_CONSIGNE_
Relevez toutes les lignes ci-dessous qui contiennent le mot « marker » et recopiez-les, en tenant compte des majuscules et des minuscules.

"""

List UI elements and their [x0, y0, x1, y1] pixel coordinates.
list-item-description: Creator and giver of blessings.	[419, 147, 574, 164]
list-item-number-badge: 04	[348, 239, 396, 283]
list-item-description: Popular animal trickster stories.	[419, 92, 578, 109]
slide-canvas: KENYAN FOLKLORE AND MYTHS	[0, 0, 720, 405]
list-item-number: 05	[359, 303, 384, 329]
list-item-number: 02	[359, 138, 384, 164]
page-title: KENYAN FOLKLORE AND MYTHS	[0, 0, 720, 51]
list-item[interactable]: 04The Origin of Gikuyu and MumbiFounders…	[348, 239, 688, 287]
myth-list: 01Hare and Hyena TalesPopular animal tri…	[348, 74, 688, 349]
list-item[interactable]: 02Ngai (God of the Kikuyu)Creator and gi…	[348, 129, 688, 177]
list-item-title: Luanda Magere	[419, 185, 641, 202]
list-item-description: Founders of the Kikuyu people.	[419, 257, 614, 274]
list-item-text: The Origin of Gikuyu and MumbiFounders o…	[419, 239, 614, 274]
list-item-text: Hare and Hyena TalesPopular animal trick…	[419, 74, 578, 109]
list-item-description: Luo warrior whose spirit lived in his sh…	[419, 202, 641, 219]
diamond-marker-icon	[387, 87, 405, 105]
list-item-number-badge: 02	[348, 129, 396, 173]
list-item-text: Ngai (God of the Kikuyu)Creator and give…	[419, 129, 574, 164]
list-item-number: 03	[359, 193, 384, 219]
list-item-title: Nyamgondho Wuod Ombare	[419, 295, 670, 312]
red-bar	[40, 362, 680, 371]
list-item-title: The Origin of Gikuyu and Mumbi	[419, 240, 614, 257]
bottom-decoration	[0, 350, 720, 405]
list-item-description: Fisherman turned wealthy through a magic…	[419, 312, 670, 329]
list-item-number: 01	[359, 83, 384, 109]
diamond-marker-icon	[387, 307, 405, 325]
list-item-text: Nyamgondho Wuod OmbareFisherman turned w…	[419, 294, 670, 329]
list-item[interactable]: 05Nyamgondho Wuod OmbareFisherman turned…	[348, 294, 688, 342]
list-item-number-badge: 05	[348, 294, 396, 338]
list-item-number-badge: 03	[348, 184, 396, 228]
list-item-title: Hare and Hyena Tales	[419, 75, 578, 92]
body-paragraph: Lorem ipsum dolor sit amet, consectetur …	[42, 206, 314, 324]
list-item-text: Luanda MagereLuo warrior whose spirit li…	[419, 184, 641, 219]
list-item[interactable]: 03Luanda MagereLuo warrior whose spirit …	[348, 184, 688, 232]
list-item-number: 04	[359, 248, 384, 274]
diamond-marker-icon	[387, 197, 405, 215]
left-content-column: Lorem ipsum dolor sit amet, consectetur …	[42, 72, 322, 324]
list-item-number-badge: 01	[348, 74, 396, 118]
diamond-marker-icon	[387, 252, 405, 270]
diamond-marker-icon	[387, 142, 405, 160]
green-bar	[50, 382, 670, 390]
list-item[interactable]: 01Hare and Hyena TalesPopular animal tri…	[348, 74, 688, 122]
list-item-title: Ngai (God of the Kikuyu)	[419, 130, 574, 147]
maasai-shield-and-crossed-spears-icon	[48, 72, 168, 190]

"""

_SOLUTION DU PROBLÈME_
diamond-marker-icon	[387, 87, 405, 105]
diamond-marker-icon	[387, 307, 405, 325]
diamond-marker-icon	[387, 197, 405, 215]
diamond-marker-icon	[387, 252, 405, 270]
diamond-marker-icon	[387, 142, 405, 160]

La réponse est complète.